## Your instructions
Locate each line with the string "regards" in the listing below and copy it.

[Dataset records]
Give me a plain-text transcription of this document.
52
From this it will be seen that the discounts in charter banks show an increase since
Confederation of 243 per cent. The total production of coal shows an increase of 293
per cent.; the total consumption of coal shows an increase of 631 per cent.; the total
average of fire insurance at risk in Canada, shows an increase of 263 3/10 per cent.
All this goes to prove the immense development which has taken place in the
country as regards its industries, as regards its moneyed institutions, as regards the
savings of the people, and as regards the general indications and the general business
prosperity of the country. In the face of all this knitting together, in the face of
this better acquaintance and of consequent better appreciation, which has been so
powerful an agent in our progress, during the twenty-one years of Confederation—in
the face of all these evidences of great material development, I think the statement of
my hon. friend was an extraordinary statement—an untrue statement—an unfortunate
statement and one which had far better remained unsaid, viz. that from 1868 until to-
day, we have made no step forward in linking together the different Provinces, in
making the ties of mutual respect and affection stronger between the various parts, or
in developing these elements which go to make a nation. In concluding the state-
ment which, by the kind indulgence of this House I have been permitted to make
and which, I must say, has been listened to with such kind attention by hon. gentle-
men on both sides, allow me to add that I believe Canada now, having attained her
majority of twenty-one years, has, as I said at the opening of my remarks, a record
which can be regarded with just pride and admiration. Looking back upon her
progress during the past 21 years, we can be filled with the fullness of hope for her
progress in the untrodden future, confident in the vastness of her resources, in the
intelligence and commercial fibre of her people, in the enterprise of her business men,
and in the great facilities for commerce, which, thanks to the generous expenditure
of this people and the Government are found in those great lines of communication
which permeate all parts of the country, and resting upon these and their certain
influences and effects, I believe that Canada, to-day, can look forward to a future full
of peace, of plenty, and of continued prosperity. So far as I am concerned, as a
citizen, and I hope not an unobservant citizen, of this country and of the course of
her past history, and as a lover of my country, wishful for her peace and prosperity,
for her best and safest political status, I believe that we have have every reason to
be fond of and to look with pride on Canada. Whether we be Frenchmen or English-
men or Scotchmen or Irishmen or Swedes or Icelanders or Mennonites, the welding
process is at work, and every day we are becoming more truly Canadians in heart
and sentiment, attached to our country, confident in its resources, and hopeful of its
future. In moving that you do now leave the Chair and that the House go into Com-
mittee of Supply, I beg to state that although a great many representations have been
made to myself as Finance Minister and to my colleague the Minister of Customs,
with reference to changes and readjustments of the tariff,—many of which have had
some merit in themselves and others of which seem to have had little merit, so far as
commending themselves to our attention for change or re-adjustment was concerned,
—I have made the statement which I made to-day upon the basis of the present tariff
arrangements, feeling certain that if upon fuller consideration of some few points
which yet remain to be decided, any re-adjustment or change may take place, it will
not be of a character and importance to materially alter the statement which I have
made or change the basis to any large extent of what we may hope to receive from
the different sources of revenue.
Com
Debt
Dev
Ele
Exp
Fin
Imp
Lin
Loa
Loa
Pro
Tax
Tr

## Finished answer
country as regards its industries, as regards its moneyed institutions, as regards the
savings of the people, and as regards the general indications and the general business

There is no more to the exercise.